RAW DATA:
** START **

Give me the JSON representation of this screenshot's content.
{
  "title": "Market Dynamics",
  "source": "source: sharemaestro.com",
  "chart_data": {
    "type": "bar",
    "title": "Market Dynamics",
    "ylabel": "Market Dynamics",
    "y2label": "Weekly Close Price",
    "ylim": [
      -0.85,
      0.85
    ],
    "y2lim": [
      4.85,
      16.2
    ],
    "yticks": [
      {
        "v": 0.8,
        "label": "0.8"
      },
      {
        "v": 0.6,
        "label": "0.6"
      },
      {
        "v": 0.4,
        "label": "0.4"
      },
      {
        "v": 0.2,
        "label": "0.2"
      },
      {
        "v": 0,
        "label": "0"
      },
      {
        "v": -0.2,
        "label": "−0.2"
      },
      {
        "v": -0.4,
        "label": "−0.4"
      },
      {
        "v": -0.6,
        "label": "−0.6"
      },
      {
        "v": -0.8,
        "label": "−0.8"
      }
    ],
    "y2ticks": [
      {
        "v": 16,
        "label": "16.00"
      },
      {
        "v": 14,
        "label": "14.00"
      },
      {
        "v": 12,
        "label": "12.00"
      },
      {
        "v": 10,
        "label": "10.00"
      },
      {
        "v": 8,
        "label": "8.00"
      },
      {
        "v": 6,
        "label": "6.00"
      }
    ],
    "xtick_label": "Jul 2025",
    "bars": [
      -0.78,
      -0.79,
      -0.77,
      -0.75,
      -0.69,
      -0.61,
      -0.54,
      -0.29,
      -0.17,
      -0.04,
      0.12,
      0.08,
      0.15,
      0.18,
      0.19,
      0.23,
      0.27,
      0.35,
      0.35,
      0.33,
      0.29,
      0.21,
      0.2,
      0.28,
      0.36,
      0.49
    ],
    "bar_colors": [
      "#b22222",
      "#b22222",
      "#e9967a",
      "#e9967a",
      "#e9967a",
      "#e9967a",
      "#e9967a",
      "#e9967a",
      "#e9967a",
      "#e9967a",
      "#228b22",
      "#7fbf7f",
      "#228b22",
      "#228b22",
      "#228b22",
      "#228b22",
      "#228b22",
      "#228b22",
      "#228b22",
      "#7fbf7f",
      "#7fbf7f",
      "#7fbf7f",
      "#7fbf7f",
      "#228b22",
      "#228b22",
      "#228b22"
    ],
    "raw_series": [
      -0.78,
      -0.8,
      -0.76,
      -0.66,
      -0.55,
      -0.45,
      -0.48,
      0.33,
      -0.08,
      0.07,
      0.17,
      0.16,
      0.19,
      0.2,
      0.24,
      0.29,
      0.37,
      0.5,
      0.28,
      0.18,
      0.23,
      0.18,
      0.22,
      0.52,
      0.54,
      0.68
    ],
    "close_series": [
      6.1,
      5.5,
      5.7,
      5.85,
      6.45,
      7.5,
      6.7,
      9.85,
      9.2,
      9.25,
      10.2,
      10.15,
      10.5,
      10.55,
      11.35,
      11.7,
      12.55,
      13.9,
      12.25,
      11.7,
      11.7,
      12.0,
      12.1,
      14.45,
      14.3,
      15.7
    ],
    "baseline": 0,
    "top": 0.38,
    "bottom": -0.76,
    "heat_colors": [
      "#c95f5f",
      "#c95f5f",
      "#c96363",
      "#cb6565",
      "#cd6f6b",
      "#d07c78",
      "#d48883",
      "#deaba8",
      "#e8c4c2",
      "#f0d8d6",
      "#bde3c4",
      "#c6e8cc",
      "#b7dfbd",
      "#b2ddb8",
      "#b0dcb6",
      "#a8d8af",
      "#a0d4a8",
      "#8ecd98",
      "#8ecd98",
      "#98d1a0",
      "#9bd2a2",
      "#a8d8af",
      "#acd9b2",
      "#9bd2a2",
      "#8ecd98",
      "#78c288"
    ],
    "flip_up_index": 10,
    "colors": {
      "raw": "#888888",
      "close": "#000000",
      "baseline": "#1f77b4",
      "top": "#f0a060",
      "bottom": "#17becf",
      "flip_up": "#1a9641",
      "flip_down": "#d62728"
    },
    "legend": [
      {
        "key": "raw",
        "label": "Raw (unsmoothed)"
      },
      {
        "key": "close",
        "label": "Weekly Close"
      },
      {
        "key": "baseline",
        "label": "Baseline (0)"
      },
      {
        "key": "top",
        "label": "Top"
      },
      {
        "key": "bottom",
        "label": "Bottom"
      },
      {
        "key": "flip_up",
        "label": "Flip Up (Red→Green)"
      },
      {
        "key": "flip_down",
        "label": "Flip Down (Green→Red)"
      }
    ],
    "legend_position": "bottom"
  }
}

** END **

TASK INSTRUCTIONS:
Extract all of the material exactly as it is written.

EXPECTED ANSWER:
Give me the JSON representation of this screenshot's content.
{
  "title": "Market Dynamics",
  "source": "source: sharemaestro.com",
  "chart_data": {
    "type": "bar",
    "title": "Market Dynamics",
    "ylabel": "Market Dynamics",
    "y2label": "Weekly Close Price",
    "ylim": [
      -0.85,
      0.85
    ],
    "y2lim": [
      4.85,
      16.2
    ],
    "yticks": [
      {
        "v": 0.8,
        "label": "0.8"
      },
      {
        "v": 0.6,
        "label": "0.6"
      },
      {
        "v": 0.4,
        "label": "0.4"
      },
      {
        "v": 0.2,
        "label": "0.2"
      },
      {
        "v": 0,
        "label": "0"
      },
      {
        "v": -0.2,
        "label": "−0.2"
      },
      {
        "v": -0.4,
        "label": "−0.4"
      },
      {
        "v": -0.6,
        "label": "−0.6"
      },
      {
        "v": -0.8,
        "label": "−0.8"
      }
    ],
    "y2ticks": [
      {
        "v": 16,
        "label": "16.00"
      },
      {
        "v": 14,
        "label": "14.00"
      },
      {
        "v": 12,
        "label": "12.00"
      },
      {
        "v": 10,
        "label": "10.00"
      },
      {
        "v": 8,
        "label": "8.00"
      },
      {
        "v": 6,
        "label": "6.00"
      }
    ],
    "xtick_label": "Jul 2025",
    "bars": [
      -0.78,
      -0.79,
      -0.77,
      -0.75,
      -0.69,
      -0.61,
      -0.54,
      -0.29,
      -0.17,
      -0.04,
      0.12,
      0.08,
      0.15,
      0.18,
      0.19,
      0.23,
      0.27,
      0.35,
      0.35,
      0.33,
      0.29,
      0.21,
      0.2,
      0.28,
      0.36,
      0.49
    ],
    "bar_colors": [
      "#b22222",
      "#b22222",
      "#e9967a",
      "#e9967a",
      "#e9967a",
      "#e9967a",
      "#e9967a",
      "#e9967a",
      "#e9967a",
      "#e9967a",
      "#228b22",
      "#7fbf7f",
      "#228b22",
      "#228b22",
      "#228b22",
      "#228b22",
      "#228b22",
      "#228b22",
      "#228b22",
      "#7fbf7f",
      "#7fbf7f",
      "#7fbf7f",
      "#7fbf7f",
      "#228b22",
      "#228b22",
      "#228b22"
    ],
    "raw_series": [
      -0.78,
      -0.8,
      -0.76,
      -0.66,
      -0.55,
      -0.45,
      -0.48,
      0.33,
      -0.08,
      0.07,
      0.17,
      0.16,
      0.19,
      0.2,
      0.24,
      0.29,
      0.37,
      0.5,
      0.28,
      0.18,
      0.23,
      0.18,
      0.22,
      0.52,
      0.54,
      0.68
    ],
    "close_series": [
      6.1,
      5.5,
      5.7,
      5.85,
      6.45,
      7.5,
      6.7,
      9.85,
      9.2,
      9.25,
      10.2,
      10.15,
      10.5,
      10.55,
      11.35,
      11.7,
      12.55,
      13.9,
      12.25,
      11.7,
      11.7,
      12.0,
      12.1,
      14.45,
      14.3,
      15.7
    ],
    "baseline": 0,
    "top": 0.38,
    "bottom": -0.76,
    "heat_colors": [
      "#c95f5f",
      "#c95f5f",
      "#c96363",
      "#cb6565",
      "#cd6f6b",
      "#d07c78",
      "#d48883",
      "#deaba8",
      "#e8c4c2",
      "#f0d8d6",
      "#bde3c4",
      "#c6e8cc",
      "#b7dfbd",
      "#b2ddb8",
      "#b0dcb6",
      "#a8d8af",
      "#a0d4a8",
      "#8ecd98",
      "#8ecd98",
      "#98d1a0",
      "#9bd2a2",
      "#a8d8af",
      "#acd9b2",
      "#9bd2a2",
      "#8ecd98",
      "#78c288"
    ],
    "flip_up_index": 10,
    "colors": {
      "raw": "#888888",
      "close": "#000000",
      "baseline": "#1f77b4",
      "top": "#f0a060",
      "bottom": "#17becf",
      "flip_up": "#1a9641",
      "flip_down": "#d62728"
    },
    "legend": [
      {
        "key": "raw",
        "label": "Raw (unsmoothed)"
      },
      {
        "key": "close",
        "label": "Weekly Close"
      },
      {
        "key": "baseline",
        "label": "Baseline (0)"
      },
      {
        "key": "top",
        "label": "Top"
      },
      {
        "key": "bottom",
        "label": "Bottom"
      },
      {
        "key": "flip_up",
        "label": "Flip Up (Red→Green)"
      },
      {
        "key": "flip_down",
        "label": "Flip Down (Green→Red)"
      }
    ],
    "legend_position": "bottom"
  }
}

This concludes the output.